Pull out every line from the listing that has the word "this".

--------------------------------

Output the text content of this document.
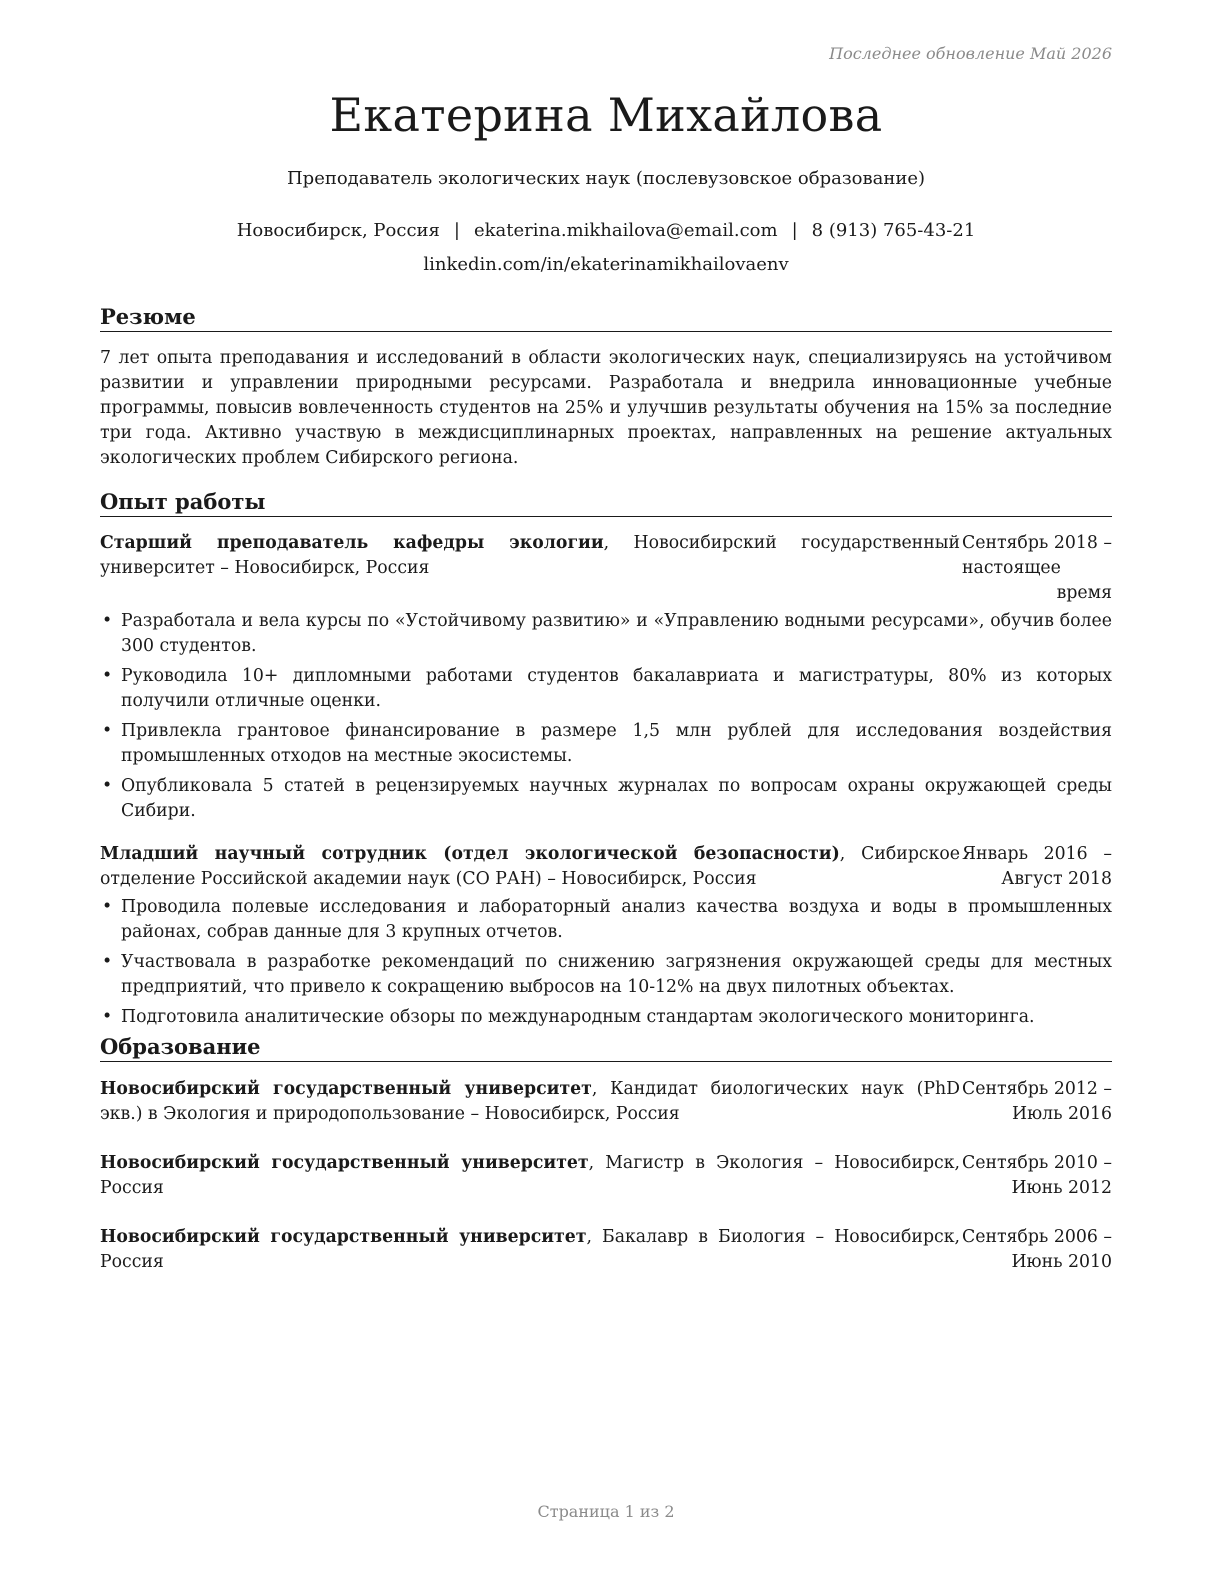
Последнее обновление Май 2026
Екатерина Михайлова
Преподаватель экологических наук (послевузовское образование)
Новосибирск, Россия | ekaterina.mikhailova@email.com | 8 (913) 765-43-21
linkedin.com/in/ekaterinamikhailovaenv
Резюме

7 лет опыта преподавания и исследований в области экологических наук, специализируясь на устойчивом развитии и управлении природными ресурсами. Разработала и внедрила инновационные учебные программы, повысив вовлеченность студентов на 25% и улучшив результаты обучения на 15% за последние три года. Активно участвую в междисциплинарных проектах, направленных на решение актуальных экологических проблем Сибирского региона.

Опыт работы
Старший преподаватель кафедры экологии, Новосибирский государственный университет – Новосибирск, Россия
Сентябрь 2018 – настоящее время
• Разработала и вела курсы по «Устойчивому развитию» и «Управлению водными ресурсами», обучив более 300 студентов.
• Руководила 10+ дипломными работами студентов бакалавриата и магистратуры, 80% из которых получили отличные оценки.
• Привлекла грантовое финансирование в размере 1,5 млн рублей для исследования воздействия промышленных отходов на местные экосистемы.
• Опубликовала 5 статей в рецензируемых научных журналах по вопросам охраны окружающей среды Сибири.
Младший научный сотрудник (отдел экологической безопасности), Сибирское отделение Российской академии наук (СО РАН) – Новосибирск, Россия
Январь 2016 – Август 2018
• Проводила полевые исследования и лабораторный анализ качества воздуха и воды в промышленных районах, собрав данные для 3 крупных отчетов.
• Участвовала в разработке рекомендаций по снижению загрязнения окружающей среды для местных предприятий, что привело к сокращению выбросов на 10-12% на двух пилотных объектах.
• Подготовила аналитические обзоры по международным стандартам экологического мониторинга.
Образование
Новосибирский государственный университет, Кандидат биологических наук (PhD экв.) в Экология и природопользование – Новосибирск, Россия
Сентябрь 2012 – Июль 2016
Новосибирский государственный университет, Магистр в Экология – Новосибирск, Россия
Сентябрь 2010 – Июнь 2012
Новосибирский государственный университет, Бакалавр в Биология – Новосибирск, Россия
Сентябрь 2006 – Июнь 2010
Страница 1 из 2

--------------------------------

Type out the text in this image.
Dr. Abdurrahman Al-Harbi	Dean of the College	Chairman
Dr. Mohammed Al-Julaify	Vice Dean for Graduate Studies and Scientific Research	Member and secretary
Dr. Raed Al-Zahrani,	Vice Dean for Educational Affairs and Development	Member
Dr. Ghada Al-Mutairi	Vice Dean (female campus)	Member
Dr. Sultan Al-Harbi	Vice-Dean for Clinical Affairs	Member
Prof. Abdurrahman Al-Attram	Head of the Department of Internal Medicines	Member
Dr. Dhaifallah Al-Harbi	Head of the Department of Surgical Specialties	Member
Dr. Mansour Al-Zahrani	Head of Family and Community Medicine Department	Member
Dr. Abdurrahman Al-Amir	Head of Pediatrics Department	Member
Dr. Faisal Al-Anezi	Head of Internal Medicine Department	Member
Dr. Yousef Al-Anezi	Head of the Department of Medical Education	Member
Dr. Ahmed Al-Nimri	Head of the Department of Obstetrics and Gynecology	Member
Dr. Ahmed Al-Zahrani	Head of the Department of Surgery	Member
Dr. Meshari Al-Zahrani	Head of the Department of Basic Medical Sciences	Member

--------------------------------

Full solution:
Output the text content of this document.
Type out the text in this image.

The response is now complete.